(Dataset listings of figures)
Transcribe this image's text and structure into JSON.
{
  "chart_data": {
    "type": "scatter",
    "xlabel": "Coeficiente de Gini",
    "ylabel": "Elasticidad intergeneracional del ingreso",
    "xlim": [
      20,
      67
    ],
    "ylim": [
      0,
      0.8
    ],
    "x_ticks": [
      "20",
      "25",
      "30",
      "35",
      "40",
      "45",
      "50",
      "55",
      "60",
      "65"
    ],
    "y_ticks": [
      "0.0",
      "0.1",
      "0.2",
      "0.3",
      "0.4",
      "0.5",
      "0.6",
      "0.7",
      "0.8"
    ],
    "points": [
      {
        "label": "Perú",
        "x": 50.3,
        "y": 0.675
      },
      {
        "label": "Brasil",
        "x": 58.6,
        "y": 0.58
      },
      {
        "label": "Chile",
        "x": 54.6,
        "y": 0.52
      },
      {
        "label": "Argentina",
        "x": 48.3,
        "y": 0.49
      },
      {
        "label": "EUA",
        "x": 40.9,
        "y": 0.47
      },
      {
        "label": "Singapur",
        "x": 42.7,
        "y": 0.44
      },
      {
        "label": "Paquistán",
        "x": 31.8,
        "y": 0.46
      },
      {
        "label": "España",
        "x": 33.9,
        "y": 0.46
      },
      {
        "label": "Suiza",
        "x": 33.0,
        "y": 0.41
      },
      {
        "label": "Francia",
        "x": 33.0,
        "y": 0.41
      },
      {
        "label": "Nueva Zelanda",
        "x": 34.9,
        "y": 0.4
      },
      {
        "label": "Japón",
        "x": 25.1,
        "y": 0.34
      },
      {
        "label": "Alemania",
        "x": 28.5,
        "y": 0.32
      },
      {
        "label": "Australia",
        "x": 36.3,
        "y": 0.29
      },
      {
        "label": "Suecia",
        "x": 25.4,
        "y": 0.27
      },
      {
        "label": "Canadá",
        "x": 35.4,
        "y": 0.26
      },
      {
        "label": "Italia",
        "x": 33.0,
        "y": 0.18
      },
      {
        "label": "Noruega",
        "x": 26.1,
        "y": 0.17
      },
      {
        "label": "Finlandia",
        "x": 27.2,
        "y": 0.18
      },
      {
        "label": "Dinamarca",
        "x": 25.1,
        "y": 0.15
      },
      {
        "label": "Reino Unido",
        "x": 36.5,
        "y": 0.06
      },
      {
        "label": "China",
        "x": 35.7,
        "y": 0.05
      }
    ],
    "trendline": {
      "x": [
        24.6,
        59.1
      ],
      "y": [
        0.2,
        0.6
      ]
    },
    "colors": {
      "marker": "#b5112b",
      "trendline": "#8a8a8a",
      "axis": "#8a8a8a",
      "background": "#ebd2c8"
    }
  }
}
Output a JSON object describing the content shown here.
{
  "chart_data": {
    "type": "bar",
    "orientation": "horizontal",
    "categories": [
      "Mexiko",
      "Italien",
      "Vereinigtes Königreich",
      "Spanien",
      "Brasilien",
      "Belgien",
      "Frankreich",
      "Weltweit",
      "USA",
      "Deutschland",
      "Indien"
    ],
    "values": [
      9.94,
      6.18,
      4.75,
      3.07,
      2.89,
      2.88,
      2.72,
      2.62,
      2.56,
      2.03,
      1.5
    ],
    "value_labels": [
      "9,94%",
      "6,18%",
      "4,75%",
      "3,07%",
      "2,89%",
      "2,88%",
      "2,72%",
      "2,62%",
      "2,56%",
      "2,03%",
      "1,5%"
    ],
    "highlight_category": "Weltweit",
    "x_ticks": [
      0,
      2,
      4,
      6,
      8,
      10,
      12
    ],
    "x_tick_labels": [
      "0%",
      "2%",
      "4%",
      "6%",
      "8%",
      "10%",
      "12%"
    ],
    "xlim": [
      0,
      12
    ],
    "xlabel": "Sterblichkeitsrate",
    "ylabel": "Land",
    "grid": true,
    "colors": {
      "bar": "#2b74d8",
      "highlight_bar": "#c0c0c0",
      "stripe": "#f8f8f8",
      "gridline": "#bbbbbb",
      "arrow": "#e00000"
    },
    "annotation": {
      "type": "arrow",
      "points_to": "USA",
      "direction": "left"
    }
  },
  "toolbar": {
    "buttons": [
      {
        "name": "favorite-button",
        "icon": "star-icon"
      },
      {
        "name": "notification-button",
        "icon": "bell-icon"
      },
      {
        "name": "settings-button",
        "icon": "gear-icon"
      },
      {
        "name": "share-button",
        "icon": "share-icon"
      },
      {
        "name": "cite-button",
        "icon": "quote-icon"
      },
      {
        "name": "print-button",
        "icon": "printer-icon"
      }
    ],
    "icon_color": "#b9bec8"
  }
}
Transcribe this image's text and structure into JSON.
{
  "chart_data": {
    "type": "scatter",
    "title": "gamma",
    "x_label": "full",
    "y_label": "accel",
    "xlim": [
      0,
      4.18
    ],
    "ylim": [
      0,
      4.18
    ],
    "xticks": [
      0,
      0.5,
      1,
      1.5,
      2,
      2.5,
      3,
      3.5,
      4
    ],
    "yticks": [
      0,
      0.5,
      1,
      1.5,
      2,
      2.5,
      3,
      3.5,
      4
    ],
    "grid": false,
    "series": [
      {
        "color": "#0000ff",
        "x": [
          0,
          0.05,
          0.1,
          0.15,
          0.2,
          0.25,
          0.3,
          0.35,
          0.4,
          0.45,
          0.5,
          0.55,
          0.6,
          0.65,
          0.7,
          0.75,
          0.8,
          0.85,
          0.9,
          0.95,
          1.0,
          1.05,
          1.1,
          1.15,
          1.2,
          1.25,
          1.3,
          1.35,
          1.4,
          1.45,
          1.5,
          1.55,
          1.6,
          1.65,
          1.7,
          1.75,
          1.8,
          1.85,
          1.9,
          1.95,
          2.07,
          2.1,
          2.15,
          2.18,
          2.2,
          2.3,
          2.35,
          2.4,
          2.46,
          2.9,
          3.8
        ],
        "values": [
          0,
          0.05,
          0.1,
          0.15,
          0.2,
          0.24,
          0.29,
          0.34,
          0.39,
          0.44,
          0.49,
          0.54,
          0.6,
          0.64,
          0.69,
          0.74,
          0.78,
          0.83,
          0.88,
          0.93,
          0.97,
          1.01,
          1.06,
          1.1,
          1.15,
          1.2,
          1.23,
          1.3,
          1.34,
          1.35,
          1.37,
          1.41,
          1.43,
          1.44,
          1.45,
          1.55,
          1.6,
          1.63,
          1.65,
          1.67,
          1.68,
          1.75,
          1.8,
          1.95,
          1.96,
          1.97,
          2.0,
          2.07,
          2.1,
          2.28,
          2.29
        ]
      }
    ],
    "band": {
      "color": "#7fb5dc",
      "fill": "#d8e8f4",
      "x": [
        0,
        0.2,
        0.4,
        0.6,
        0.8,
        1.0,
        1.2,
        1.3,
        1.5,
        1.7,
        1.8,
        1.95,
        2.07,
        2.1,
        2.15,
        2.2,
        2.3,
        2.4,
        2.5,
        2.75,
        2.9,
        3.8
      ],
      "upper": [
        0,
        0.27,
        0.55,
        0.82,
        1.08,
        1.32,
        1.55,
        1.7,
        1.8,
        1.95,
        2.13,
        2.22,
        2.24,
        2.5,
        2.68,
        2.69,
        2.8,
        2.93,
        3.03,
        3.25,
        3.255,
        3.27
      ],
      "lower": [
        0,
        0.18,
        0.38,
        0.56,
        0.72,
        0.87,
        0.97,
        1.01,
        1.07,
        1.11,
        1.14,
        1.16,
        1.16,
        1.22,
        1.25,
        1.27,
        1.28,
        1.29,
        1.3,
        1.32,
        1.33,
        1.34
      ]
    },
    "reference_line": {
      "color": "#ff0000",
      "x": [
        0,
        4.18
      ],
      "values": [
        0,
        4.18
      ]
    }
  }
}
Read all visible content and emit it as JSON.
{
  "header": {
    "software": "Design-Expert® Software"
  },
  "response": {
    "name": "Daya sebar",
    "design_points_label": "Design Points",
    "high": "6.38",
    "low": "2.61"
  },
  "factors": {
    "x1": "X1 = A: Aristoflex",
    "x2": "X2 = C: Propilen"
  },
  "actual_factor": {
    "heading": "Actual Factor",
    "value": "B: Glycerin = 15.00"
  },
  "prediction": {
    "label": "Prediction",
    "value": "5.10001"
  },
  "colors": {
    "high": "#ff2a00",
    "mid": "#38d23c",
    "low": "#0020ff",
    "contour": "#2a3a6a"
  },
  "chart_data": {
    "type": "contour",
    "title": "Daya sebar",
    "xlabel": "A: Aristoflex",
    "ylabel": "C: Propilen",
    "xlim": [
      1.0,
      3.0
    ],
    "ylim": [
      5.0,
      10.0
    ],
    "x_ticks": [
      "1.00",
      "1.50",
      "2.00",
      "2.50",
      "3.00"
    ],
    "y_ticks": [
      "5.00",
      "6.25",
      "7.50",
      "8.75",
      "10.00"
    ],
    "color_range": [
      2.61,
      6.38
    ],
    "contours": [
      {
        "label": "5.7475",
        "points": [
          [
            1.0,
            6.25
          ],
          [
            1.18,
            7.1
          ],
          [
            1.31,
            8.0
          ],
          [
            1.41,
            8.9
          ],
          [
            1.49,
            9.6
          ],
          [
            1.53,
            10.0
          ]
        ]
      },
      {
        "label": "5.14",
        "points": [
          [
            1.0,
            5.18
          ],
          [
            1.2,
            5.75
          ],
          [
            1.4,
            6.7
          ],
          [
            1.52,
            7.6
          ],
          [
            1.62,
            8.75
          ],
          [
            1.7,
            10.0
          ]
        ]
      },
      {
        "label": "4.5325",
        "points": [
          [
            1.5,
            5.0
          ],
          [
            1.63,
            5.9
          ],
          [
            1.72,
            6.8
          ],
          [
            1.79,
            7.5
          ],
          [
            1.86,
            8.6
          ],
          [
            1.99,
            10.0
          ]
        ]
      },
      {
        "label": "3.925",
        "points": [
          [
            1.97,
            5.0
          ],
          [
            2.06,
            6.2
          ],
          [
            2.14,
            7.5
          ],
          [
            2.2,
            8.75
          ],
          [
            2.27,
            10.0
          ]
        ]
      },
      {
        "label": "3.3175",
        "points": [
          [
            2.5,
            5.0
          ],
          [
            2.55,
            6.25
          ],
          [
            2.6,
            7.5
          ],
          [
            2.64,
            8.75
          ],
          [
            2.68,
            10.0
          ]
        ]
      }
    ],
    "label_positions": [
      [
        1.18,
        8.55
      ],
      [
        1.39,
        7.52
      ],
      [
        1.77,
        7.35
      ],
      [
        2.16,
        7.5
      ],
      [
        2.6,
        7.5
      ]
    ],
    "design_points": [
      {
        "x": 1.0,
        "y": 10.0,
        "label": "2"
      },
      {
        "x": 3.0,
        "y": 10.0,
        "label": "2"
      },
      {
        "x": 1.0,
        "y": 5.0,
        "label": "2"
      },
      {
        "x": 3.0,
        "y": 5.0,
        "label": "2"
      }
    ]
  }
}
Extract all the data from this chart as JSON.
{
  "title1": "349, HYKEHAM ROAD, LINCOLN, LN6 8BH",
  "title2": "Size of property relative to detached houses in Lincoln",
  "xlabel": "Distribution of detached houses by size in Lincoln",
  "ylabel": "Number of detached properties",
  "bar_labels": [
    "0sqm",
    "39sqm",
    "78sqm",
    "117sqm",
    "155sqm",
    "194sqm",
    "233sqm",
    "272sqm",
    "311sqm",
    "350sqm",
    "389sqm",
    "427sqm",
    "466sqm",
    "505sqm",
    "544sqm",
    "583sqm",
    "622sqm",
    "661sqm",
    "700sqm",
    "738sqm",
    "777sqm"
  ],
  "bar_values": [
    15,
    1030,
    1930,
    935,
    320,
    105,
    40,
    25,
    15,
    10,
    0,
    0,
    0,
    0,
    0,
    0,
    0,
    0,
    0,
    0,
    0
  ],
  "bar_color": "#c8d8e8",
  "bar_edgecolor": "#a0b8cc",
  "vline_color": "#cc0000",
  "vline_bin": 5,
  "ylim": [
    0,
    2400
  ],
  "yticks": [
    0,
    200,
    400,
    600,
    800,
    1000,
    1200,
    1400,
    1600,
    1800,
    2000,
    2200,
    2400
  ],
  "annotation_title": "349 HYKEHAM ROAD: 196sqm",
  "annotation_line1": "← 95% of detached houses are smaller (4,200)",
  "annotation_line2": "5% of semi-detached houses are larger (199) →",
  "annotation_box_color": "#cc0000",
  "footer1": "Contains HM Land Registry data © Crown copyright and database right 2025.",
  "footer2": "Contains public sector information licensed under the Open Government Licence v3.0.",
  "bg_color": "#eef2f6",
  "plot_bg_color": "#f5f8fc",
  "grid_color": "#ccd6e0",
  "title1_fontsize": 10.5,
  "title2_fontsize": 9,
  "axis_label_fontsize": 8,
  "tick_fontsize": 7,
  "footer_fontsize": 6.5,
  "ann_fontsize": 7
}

Given instruction>
Take every line above carrying "detached" and return it.

Exercise result>
  "title2": "Size of property relative to detached houses in Lincoln",
  "xlabel": "Distribution of detached houses by size in Lincoln",
  "ylabel": "Number of detached properties",
  "annotation_line1": "← 95% of detached houses are smaller (4,200)",
  "annotation_line2": "5% of semi-detached houses are larger (199) →",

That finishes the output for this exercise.